Katrin Solhdju

Fabulation Dingdingdong

La maladie de Huntington est une maladie incurable, dite «neurodégénérative», qui touche l’adulte jeune (entre 30 et 50 ans), lequel perd progressivement ses moyens cognitifs et moteurs (chorée incompressible), jusqu’à en mourir dans les formes les plus avancées.
C’est à ce jour l’une des seules maladies génétiques où il est possible de passer un test pour savoir si l’on en porte le gène. Du fait de ses caractéristiques génétiques particulières, se savoir porteur c’est apprendre avec certitude que l’on développera la maladie dans les prochaines années. Comment faire d’une prédiction médicale absolument tragique, vis à vis d’une maladie pour laquelle il n’existe à ce jour aucun traitement, autre chose qu’un devenir désespérant ? En inventant une voie totalement inédite, qui articule les moyens de l’art et de la littérature aux données actuelles de la médecine et à la philosophie afin d’initier une méthode pragmatique et spéculative qui puisse changer les manières actuelles de faire face à cette situation. Voilà le pari de Dingdingdong.

■ **Énoncés des exercices**
A – Recopiez le passage sur la maladie de Huntington entre « C’est à ce jour » et « pari de Dingdingdong. » inclus, en renommant « gène » en « variant pathogène ».
B – Poursuivez le texte sur la maladie de Huntington et le projet Dingdingdong au-delà de sa dernière phrase.

■ **Données**
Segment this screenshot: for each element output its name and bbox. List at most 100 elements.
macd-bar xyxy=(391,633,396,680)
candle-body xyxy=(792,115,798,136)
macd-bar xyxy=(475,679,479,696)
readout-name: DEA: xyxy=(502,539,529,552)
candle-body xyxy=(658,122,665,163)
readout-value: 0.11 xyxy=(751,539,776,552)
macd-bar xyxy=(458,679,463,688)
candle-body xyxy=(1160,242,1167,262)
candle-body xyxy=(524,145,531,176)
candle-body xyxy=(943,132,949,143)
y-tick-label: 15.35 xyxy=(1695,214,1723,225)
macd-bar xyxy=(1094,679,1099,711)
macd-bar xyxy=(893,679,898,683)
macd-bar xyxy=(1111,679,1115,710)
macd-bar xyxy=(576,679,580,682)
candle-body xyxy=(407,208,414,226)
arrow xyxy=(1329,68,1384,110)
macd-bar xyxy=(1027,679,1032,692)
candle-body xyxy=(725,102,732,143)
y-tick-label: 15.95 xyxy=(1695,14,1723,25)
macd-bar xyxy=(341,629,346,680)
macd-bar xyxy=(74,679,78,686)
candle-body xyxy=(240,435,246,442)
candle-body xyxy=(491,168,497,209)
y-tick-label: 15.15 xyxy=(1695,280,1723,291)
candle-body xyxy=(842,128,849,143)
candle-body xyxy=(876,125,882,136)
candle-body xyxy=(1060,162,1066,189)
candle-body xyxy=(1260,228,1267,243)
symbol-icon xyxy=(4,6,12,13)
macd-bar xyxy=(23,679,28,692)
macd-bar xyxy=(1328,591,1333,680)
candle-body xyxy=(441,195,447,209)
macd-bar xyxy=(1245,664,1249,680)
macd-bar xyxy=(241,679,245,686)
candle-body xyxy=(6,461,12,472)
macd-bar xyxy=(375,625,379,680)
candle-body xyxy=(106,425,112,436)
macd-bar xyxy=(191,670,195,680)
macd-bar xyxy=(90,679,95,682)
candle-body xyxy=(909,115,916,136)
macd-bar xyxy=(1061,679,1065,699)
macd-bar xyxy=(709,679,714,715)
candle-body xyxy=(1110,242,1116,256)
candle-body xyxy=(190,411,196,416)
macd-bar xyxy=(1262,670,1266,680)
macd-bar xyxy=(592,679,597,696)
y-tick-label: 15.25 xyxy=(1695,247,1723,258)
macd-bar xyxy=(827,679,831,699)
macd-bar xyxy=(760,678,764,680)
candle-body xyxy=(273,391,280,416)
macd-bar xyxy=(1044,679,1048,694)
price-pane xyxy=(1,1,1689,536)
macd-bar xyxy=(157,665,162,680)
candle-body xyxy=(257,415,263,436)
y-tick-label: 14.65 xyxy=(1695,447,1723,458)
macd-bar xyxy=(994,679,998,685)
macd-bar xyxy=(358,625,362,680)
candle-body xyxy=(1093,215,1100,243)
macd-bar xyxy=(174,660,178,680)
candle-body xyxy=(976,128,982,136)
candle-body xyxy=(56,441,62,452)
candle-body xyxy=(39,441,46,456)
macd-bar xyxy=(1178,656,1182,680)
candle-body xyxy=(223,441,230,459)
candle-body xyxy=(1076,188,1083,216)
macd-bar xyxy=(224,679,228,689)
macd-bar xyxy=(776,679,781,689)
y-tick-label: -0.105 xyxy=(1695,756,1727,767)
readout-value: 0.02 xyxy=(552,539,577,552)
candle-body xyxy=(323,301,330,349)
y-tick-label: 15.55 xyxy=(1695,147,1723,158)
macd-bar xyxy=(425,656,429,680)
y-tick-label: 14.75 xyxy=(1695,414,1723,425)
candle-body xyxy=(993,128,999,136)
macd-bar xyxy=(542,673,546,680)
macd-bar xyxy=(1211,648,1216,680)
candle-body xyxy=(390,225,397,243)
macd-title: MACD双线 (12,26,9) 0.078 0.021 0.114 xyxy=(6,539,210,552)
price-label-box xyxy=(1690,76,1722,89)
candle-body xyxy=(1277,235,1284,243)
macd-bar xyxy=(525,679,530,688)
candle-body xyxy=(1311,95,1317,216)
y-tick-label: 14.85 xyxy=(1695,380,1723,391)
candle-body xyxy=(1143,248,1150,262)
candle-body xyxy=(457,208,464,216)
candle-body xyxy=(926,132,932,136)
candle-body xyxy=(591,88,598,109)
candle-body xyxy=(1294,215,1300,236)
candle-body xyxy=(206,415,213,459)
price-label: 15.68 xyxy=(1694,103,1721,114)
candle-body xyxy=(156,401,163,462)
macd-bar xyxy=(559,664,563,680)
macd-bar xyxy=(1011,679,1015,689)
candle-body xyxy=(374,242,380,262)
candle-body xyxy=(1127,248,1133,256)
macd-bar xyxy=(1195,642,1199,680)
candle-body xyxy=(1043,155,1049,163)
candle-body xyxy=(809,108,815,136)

■ **Exercices corrigés**
A –
C’est à ce jour l’une des seules maladies génétiques où il est possible de passer un test pour savoir si l’on en porte le variant pathogène. Du fait de ses caractéristiques génétiques particulières, se savoir porteur c’est apprendre avec certitude que l’on développera la maladie dans les prochaines années. Comment faire d’une prédiction médicale absolument tragique, vis à vis d’une maladie pour laquelle il n’existe à ce jour aucun traitement, autre chose qu’un devenir désespérant ? En inventant une voie totalement inédite, qui articule les moyens de l’art et de la littérature aux données actuelles de la médecine et à la philosophie afin d’initier une méthode pragmatique et spéculative qui puisse changer les manières actuelles de faire face à cette situation. Voilà le pari de Dingdingdong.

B –
Katrin Solhdju est docteur en histoire et philosophie des sciences, chercheuse au Centre de recherche en littérature et culture (ZfL) à Berlin, membre du groupe d’études constructivistes à l’Université Libre de Bruxelles et co-fondatrice de Dingdingdong. Institut de co-production de savoir sur la maladie de Huntington. Elle est l’auteur d’un livre sur l’histoire de l’auto-expérimentation intitulé : Selbstexperimente (Fink, 2011) et de nombreux articles en histoire des sciences du vivant. Actuellement, elle travaille sur la question des nouveaux liens possibles entre l’éthique, l’épistémologie et des nouvelles formes d’une pensée spéculative principalement à partir de situations d’annonce diagnostique qui altère d’une manière existentielle la vie des personnes concernées.